_Exercise aim_: Select from the records below every line that has the word "image" in it.

>> start Data supplied

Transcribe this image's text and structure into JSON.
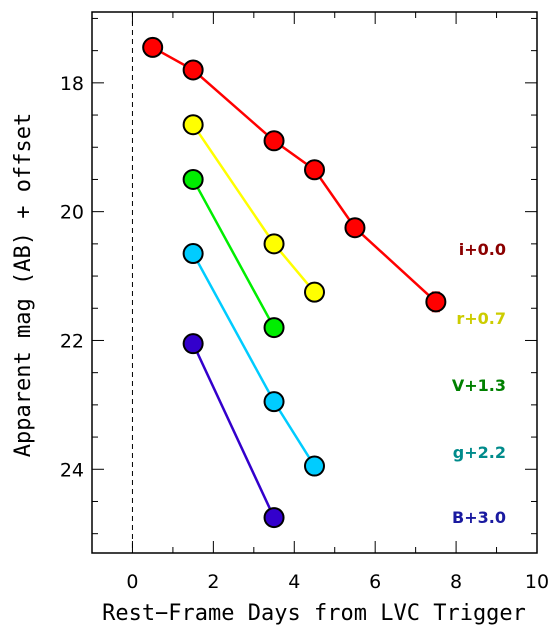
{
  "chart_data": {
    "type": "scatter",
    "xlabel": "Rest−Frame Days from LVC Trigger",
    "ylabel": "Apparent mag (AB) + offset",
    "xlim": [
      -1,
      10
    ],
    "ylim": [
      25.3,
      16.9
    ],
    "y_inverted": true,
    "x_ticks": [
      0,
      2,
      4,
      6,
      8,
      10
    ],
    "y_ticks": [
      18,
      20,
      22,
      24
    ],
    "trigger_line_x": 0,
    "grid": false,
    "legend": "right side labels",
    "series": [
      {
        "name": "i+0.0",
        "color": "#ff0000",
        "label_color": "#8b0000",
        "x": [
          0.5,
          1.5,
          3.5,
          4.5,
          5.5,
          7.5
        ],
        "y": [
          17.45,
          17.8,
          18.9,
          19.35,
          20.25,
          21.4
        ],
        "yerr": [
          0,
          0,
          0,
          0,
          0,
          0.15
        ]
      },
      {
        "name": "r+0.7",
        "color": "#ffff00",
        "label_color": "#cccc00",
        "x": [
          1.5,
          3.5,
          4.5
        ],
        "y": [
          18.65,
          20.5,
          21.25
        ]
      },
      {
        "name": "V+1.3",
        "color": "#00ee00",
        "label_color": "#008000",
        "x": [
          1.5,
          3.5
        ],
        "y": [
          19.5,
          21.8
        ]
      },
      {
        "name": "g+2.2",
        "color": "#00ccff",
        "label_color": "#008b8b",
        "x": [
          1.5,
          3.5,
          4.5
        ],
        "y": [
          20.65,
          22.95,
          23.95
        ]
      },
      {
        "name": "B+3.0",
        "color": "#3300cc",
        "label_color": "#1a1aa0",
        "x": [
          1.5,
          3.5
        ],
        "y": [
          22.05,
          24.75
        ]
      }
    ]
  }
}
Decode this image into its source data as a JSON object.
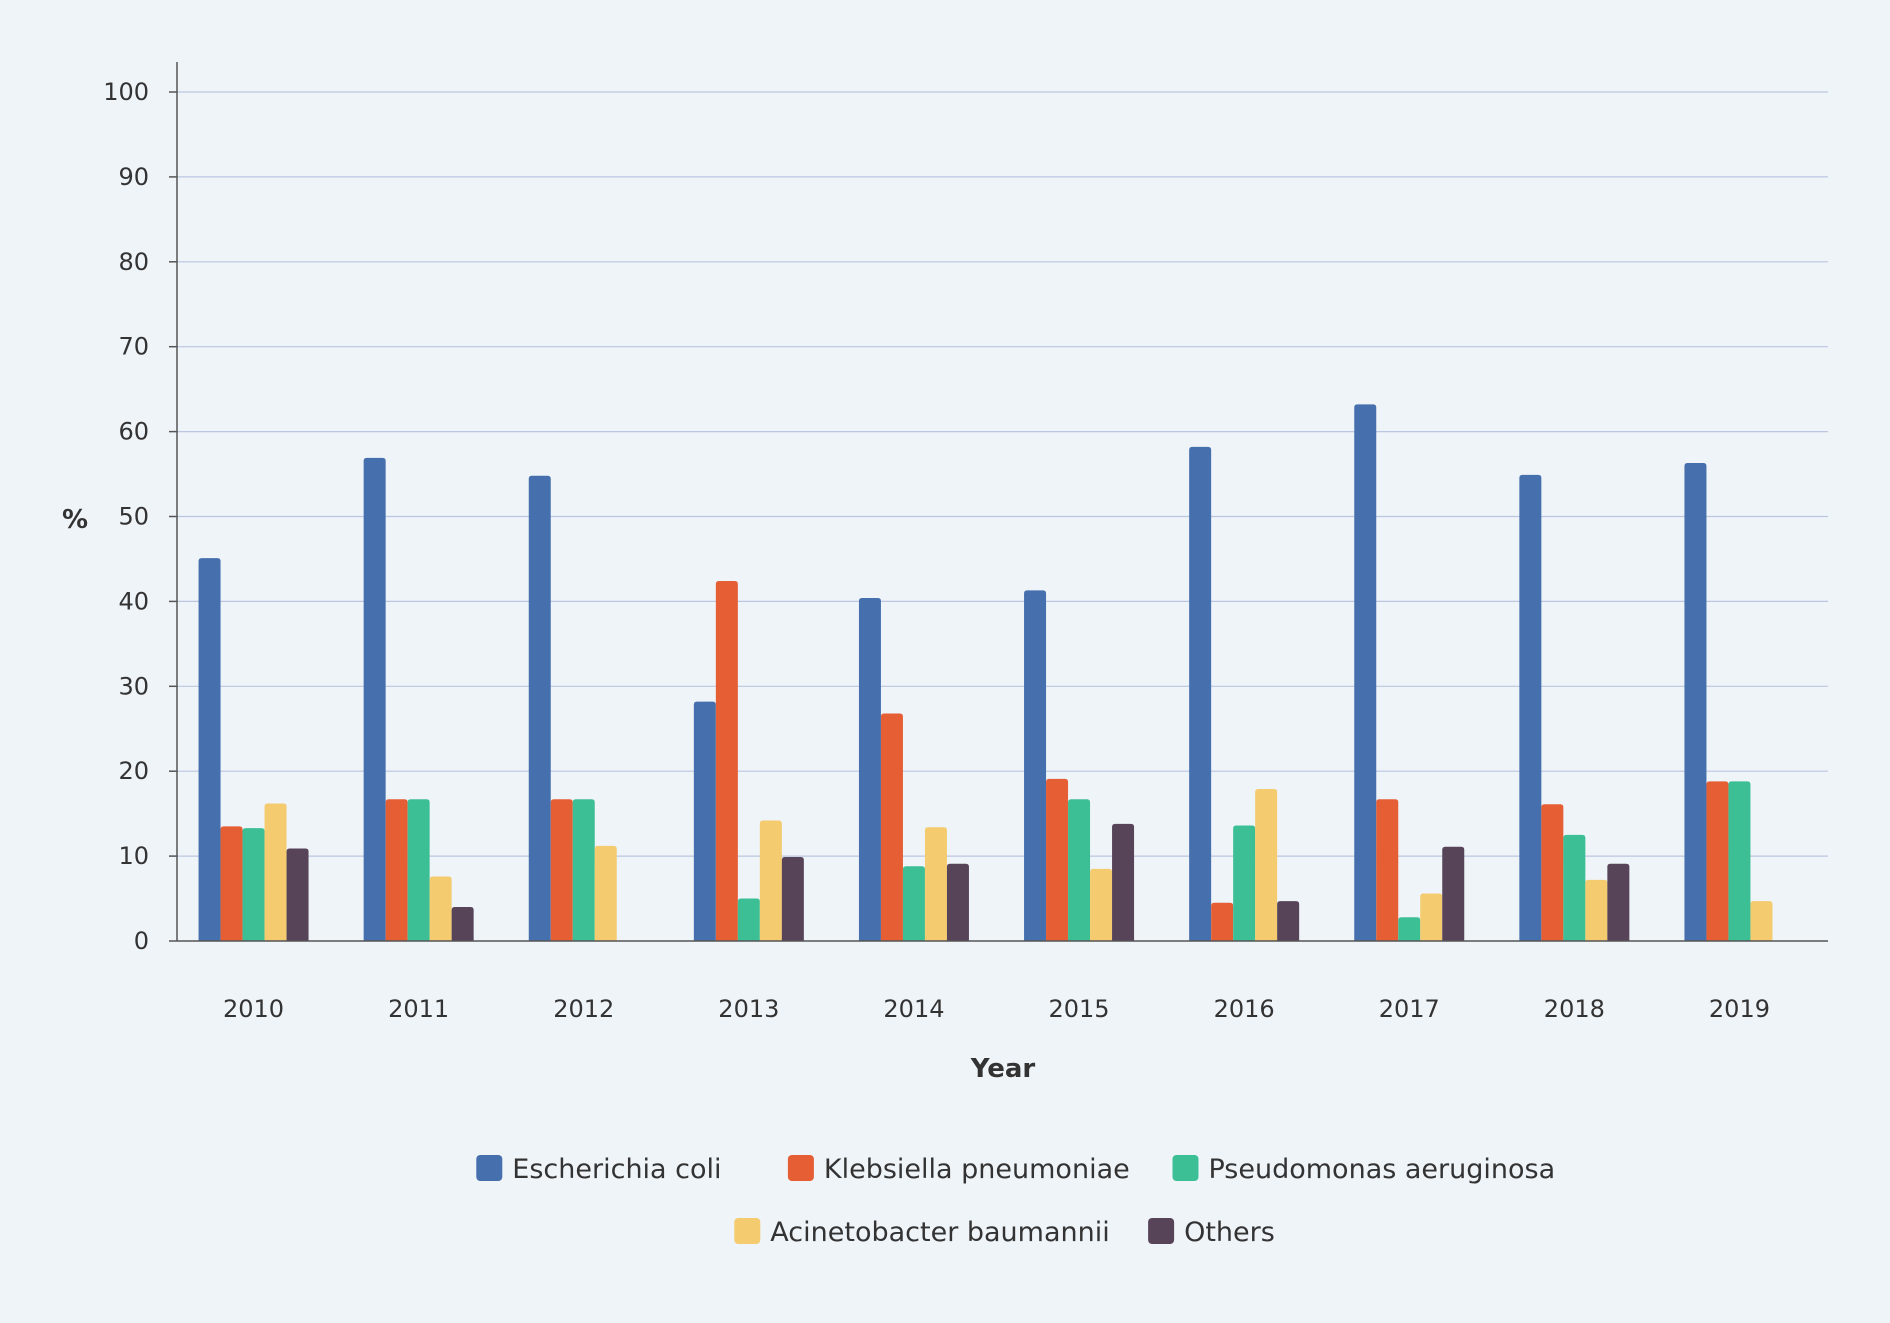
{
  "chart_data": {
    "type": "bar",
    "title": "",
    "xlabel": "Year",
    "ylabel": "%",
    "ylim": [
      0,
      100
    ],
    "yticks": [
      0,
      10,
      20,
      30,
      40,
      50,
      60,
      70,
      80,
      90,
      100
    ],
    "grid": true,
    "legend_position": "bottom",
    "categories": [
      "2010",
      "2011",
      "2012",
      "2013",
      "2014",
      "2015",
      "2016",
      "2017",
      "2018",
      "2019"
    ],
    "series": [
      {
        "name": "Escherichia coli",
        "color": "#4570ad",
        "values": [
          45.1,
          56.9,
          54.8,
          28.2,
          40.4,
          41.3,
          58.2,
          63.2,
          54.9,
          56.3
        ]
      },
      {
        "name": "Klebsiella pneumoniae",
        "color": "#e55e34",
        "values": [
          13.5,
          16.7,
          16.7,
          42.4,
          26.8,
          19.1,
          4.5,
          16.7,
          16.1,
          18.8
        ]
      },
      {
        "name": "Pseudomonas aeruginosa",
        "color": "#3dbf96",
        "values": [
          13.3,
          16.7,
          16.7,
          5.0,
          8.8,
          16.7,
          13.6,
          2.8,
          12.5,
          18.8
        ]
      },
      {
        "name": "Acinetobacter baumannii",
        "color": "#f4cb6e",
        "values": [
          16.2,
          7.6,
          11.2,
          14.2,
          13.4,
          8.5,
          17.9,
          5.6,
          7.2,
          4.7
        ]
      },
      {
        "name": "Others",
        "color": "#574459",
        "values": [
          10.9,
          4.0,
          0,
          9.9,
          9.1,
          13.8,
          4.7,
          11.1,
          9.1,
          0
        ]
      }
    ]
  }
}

>> end Data supplied

_Expected answer_:
Transcribe this image's text and structure into JSON.
Decode this image into its source data as a JSON object.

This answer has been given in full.